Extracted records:
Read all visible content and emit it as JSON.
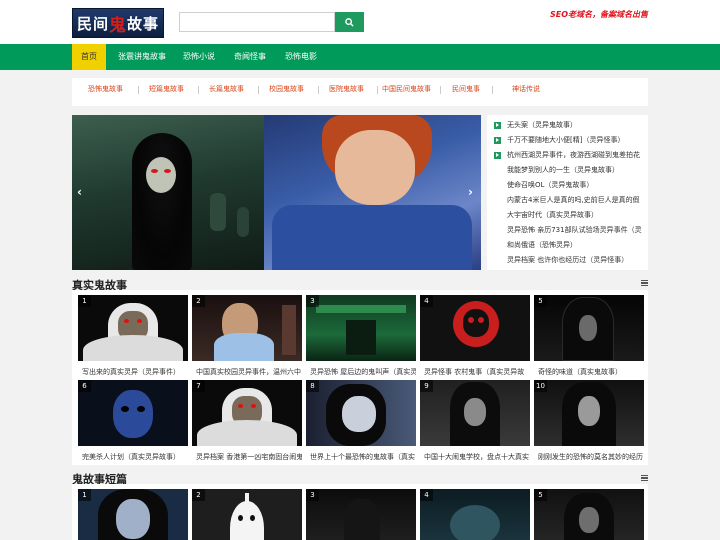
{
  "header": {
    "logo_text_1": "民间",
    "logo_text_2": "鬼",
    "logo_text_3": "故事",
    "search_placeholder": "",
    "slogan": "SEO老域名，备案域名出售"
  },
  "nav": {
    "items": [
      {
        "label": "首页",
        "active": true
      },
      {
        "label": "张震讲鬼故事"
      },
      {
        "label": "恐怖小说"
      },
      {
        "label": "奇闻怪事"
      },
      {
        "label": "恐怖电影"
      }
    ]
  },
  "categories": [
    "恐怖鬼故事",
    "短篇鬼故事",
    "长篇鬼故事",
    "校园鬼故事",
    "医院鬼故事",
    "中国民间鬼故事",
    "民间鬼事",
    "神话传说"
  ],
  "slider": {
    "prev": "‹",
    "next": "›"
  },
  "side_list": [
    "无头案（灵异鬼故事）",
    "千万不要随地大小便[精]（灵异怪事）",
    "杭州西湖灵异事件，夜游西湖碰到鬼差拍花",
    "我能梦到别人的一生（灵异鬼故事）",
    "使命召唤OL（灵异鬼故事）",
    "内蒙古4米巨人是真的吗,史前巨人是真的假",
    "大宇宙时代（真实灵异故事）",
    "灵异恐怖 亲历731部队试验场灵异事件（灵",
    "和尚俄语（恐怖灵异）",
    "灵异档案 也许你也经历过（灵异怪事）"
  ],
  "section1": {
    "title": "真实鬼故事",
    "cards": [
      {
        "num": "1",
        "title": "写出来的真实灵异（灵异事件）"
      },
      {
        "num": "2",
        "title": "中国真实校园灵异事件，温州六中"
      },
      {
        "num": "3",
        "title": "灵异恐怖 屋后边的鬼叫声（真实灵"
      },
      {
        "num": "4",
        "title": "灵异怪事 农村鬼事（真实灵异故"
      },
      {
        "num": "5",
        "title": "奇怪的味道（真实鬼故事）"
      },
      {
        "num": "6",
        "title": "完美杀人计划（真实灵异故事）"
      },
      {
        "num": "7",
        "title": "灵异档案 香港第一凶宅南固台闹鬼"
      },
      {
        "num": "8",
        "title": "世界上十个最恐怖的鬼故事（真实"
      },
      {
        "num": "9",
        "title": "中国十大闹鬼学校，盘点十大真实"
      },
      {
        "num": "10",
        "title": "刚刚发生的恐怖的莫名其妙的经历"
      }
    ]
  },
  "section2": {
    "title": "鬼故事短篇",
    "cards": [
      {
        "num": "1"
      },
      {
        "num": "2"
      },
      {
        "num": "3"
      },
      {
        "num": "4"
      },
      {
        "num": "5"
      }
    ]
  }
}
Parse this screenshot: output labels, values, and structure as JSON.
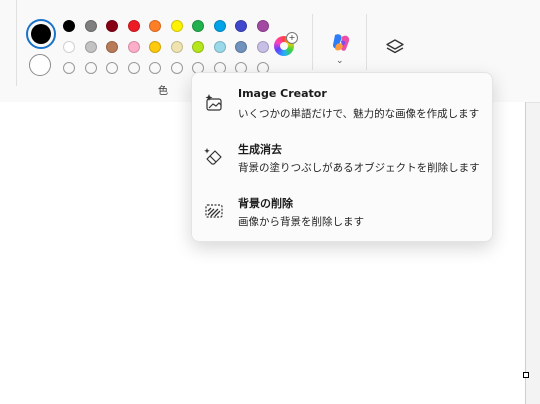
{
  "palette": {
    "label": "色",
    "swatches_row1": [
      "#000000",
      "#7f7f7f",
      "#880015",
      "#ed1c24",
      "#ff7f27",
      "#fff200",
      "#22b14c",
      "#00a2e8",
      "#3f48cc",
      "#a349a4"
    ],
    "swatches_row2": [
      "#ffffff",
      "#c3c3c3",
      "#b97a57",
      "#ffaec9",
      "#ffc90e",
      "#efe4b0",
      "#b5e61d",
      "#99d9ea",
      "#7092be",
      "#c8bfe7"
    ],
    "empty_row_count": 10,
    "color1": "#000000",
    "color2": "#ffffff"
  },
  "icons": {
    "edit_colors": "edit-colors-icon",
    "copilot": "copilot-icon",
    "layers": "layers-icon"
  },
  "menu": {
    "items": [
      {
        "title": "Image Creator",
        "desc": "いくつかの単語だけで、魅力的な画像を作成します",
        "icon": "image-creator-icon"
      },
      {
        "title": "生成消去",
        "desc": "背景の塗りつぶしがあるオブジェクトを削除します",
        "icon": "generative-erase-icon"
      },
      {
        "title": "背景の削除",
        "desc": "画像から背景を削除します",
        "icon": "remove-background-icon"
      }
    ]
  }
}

* REQUIREMENT: Repeat the material verbatim. Do not carry over any picture.

* EXERCISE ANSWER:
Read all visible content and emit it as JSON.
{
  "header": {
    "logo_text_1": "民间",
    "logo_text_2": "鬼",
    "logo_text_3": "故事",
    "search_placeholder": "",
    "slogan": "SEO老域名，备案域名出售"
  },
  "nav": {
    "items": [
      {
        "label": "首页",
        "active": true
      },
      {
        "label": "张震讲鬼故事"
      },
      {
        "label": "恐怖小说"
      },
      {
        "label": "奇闻怪事"
      },
      {
        "label": "恐怖电影"
      }
    ]
  },
  "categories": [
    "恐怖鬼故事",
    "短篇鬼故事",
    "长篇鬼故事",
    "校园鬼故事",
    "医院鬼故事",
    "中国民间鬼故事",
    "民间鬼事",
    "神话传说"
  ],
  "slider": {
    "prev": "‹",
    "next": "›"
  },
  "side_list": [
    "无头案（灵异鬼故事）",
    "千万不要随地大小便[精]（灵异怪事）",
    "杭州西湖灵异事件，夜游西湖碰到鬼差拍花",
    "我能梦到别人的一生（灵异鬼故事）",
    "使命召唤OL（灵异鬼故事）",
    "内蒙古4米巨人是真的吗,史前巨人是真的假",
    "大宇宙时代（真实灵异故事）",
    "灵异恐怖 亲历731部队试验场灵异事件（灵",
    "和尚俄语（恐怖灵异）",
    "灵异档案 也许你也经历过（灵异怪事）"
  ],
  "section1": {
    "title": "真实鬼故事",
    "cards": [
      {
        "num": "1",
        "title": "写出来的真实灵异（灵异事件）"
      },
      {
        "num": "2",
        "title": "中国真实校园灵异事件，温州六中"
      },
      {
        "num": "3",
        "title": "灵异恐怖 屋后边的鬼叫声（真实灵"
      },
      {
        "num": "4",
        "title": "灵异怪事 农村鬼事（真实灵异故"
      },
      {
        "num": "5",
        "title": "奇怪的味道（真实鬼故事）"
      },
      {
        "num": "6",
        "title": "完美杀人计划（真实灵异故事）"
      },
      {
        "num": "7",
        "title": "灵异档案 香港第一凶宅南固台闹鬼"
      },
      {
        "num": "8",
        "title": "世界上十个最恐怖的鬼故事（真实"
      },
      {
        "num": "9",
        "title": "中国十大闹鬼学校，盘点十大真实"
      },
      {
        "num": "10",
        "title": "刚刚发生的恐怖的莫名其妙的经历"
      }
    ]
  },
  "section2": {
    "title": "鬼故事短篇",
    "cards": [
      {
        "num": "1"
      },
      {
        "num": "2"
      },
      {
        "num": "3"
      },
      {
        "num": "4"
      },
      {
        "num": "5"
      }
    ]
  }
}
Parse this screenshot: output labels, values, and structure as JSON.
{
  "palette": {
    "label": "色",
    "swatches_row1": [
      "#000000",
      "#7f7f7f",
      "#880015",
      "#ed1c24",
      "#ff7f27",
      "#fff200",
      "#22b14c",
      "#00a2e8",
      "#3f48cc",
      "#a349a4"
    ],
    "swatches_row2": [
      "#ffffff",
      "#c3c3c3",
      "#b97a57",
      "#ffaec9",
      "#ffc90e",
      "#efe4b0",
      "#b5e61d",
      "#99d9ea",
      "#7092be",
      "#c8bfe7"
    ],
    "empty_row_count": 10,
    "color1": "#000000",
    "color2": "#ffffff"
  },
  "icons": {
    "edit_colors": "edit-colors-icon",
    "copilot": "copilot-icon",
    "layers": "layers-icon"
  },
  "menu": {
    "items": [
      {
        "title": "Image Creator",
        "desc": "いくつかの単語だけで、魅力的な画像を作成します",
        "icon": "image-creator-icon"
      },
      {
        "title": "生成消去",
        "desc": "背景の塗りつぶしがあるオブジェクトを削除します",
        "icon": "generative-erase-icon"
      },
      {
        "title": "背景の削除",
        "desc": "画像から背景を削除します",
        "icon": "remove-background-icon"
      }
    ]
  }
}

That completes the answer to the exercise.